**** DATA ENTRIES

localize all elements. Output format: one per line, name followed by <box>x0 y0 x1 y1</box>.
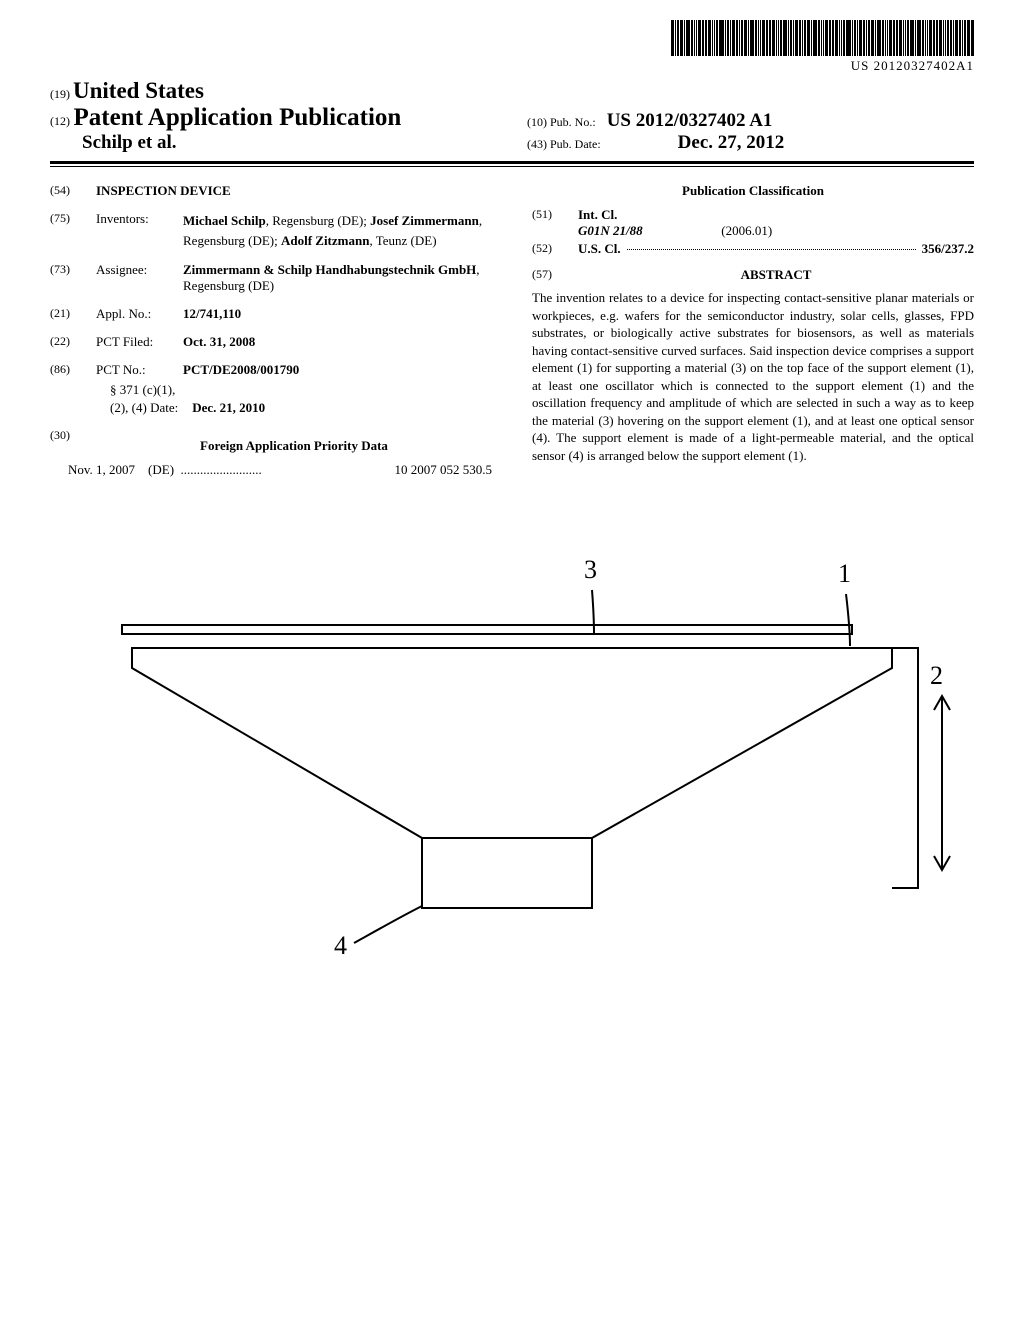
sect371-label: § 371 (c)(1), <box>50 382 492 398</box>
pct-no-label: PCT No.: <box>96 362 171 378</box>
country-prefix: (19) <box>50 87 70 101</box>
barcode <box>671 20 974 56</box>
abstract: The invention relates to a device for in… <box>532 289 974 464</box>
sect371-sub-label: (2), (4) Date: <box>110 400 178 416</box>
uscl-label: U.S. Cl. <box>578 241 621 257</box>
fig-label-4: 4 <box>334 931 347 958</box>
assignee: Zimmermann & Schilp Handhabungstechnik G… <box>183 262 492 294</box>
assignee-name: Zimmermann & Schilp Handhabungstechnik G… <box>183 262 476 277</box>
inventor-loc: , Regensburg (DE); <box>266 213 370 228</box>
pub-no-prefix: (10) <box>527 115 547 129</box>
sect371-date: Dec. 21, 2010 <box>192 400 265 416</box>
pub-no-label: Pub. No.: <box>550 115 596 129</box>
pc-title: Publication Classification <box>532 183 974 199</box>
abstract-prefix: (57) <box>532 267 566 283</box>
pct-no-prefix: (86) <box>50 362 84 378</box>
pct-no: PCT/DE2008/001790 <box>183 362 299 377</box>
inventors-label: Inventors: <box>96 211 171 250</box>
intcl-label: Int. Cl. <box>578 207 617 222</box>
uscl-code: 356/237.2 <box>922 241 974 257</box>
barcode-number: US 20120327402A1 <box>851 58 974 74</box>
intcl-prefix: (51) <box>532 207 566 239</box>
assignee-prefix: (73) <box>50 262 84 294</box>
inventor-name: Michael Schilp <box>183 213 266 228</box>
intcl-ver: (2006.01) <box>721 223 772 238</box>
pub-date-label: Pub. Date: <box>550 137 601 151</box>
patent-figure: 3 1 2 4 <box>72 538 952 958</box>
fapd-title: Foreign Application Priority Data <box>96 438 492 454</box>
pub-date-prefix: (43) <box>527 137 547 151</box>
title-prefix: (54) <box>50 183 84 199</box>
inventor-name: Josef Zimmermann <box>370 213 479 228</box>
intcl-code: G01N 21/88 <box>578 223 678 239</box>
pub-type: Patent Application Publication <box>74 104 402 131</box>
inventor-loc: , Teunz (DE) <box>369 233 436 248</box>
pct-filed-prefix: (22) <box>50 334 84 350</box>
priority-date: Nov. 1, 2007 <box>68 462 135 477</box>
pub-date: Dec. 27, 2012 <box>678 132 785 153</box>
fapd-prefix: (30) <box>50 428 84 462</box>
appl-no: 12/741,110 <box>183 306 241 321</box>
fig-label-3: 3 <box>584 555 597 584</box>
pct-filed: Oct. 31, 2008 <box>183 334 255 349</box>
pct-filed-label: PCT Filed: <box>96 334 171 350</box>
priority-num: 10 2007 052 530.5 <box>395 462 493 478</box>
inventor-name: Adolf Zitzmann <box>281 233 369 248</box>
pub-type-prefix: (12) <box>50 114 70 128</box>
appl-label: Appl. No.: <box>96 306 171 322</box>
assignee-label: Assignee: <box>96 262 171 294</box>
inventors: Michael Schilp, Regensburg (DE); Josef Z… <box>183 211 492 250</box>
authors: Schilp et al. <box>50 132 497 154</box>
fig-label-2: 2 <box>930 661 943 690</box>
inventors-prefix: (75) <box>50 211 84 250</box>
invention-title: INSPECTION DEVICE <box>96 183 231 199</box>
priority-country: (DE) <box>148 462 174 477</box>
country: United States <box>73 78 204 103</box>
fig-label-1: 1 <box>838 559 851 588</box>
abstract-title: ABSTRACT <box>578 267 974 283</box>
uscl-prefix: (52) <box>532 241 566 257</box>
pub-no: US 2012/0327402 A1 <box>607 110 773 131</box>
appl-prefix: (21) <box>50 306 84 322</box>
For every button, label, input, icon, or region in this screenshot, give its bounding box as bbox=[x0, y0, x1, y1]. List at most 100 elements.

********

* **SET TASK**
Reproduce every line of the data above without changes, but omit the pictures.

* **FINAL ANSWER**
localize all elements. Output format: one per line, name followed by <box>x0 y0 x1 y1</box>.
sect371-label: § 371 (c)(1), <box>50 382 492 398</box>
pct-no-label: PCT No.: <box>96 362 171 378</box>
country-prefix: (19) <box>50 87 70 101</box>
barcode <box>671 20 974 56</box>
abstract: The invention relates to a device for in… <box>532 289 974 464</box>
sect371-sub-label: (2), (4) Date: <box>110 400 178 416</box>
uscl-label: U.S. Cl. <box>578 241 621 257</box>
fig-label-4: 4 <box>334 931 347 958</box>
assignee: Zimmermann & Schilp Handhabungstechnik G… <box>183 262 492 294</box>
assignee-name: Zimmermann & Schilp Handhabungstechnik G… <box>183 262 476 277</box>
inventor-loc: , Regensburg (DE); <box>266 213 370 228</box>
pub-no-prefix: (10) <box>527 115 547 129</box>
sect371-date: Dec. 21, 2010 <box>192 400 265 416</box>
pub-no-label: Pub. No.: <box>550 115 596 129</box>
pc-title: Publication Classification <box>532 183 974 199</box>
abstract-prefix: (57) <box>532 267 566 283</box>
pct-no-prefix: (86) <box>50 362 84 378</box>
pct-no: PCT/DE2008/001790 <box>183 362 299 377</box>
inventors-label: Inventors: <box>96 211 171 250</box>
intcl-label: Int. Cl. <box>578 207 617 222</box>
uscl-code: 356/237.2 <box>922 241 974 257</box>
barcode-number: US 20120327402A1 <box>851 58 974 74</box>
intcl-prefix: (51) <box>532 207 566 239</box>
assignee-prefix: (73) <box>50 262 84 294</box>
inventor-name: Michael Schilp <box>183 213 266 228</box>
intcl-ver: (2006.01) <box>721 223 772 238</box>
pub-date-label: Pub. Date: <box>550 137 601 151</box>
patent-figure: 3 1 2 4 <box>72 538 952 958</box>
fapd-title: Foreign Application Priority Data <box>96 438 492 454</box>
pub-date-prefix: (43) <box>527 137 547 151</box>
title-prefix: (54) <box>50 183 84 199</box>
inventor-name: Josef Zimmermann <box>370 213 479 228</box>
intcl-code: G01N 21/88 <box>578 223 678 239</box>
pub-type: Patent Application Publication <box>74 104 402 131</box>
inventor-loc: , Teunz (DE) <box>369 233 436 248</box>
pct-filed-prefix: (22) <box>50 334 84 350</box>
priority-date: Nov. 1, 2007 <box>68 462 135 477</box>
pub-date: Dec. 27, 2012 <box>678 132 785 153</box>
fapd-prefix: (30) <box>50 428 84 462</box>
appl-no: 12/741,110 <box>183 306 241 321</box>
fig-label-3: 3 <box>584 555 597 584</box>
pct-filed: Oct. 31, 2008 <box>183 334 255 349</box>
pct-filed-label: PCT Filed: <box>96 334 171 350</box>
priority-num: 10 2007 052 530.5 <box>395 462 493 478</box>
inventor-name: Adolf Zitzmann <box>281 233 369 248</box>
pub-type-prefix: (12) <box>50 114 70 128</box>
appl-label: Appl. No.: <box>96 306 171 322</box>
assignee-label: Assignee: <box>96 262 171 294</box>
inventors: Michael Schilp, Regensburg (DE); Josef Z… <box>183 211 492 250</box>
authors: Schilp et al. <box>50 132 497 154</box>
fig-label-2: 2 <box>930 661 943 690</box>
inventors-prefix: (75) <box>50 211 84 250</box>
invention-title: INSPECTION DEVICE <box>96 183 231 199</box>
priority-country: (DE) <box>148 462 174 477</box>
country: United States <box>73 78 204 103</box>
fig-label-1: 1 <box>838 559 851 588</box>
abstract-title: ABSTRACT <box>578 267 974 283</box>
uscl-prefix: (52) <box>532 241 566 257</box>
pub-no: US 2012/0327402 A1 <box>607 110 773 131</box>
appl-prefix: (21) <box>50 306 84 322</box>
For every button, label, input, icon, or region in this screenshot, give its bounding box as bbox=[x0, y0, x1, y1]. List at most 100 elements.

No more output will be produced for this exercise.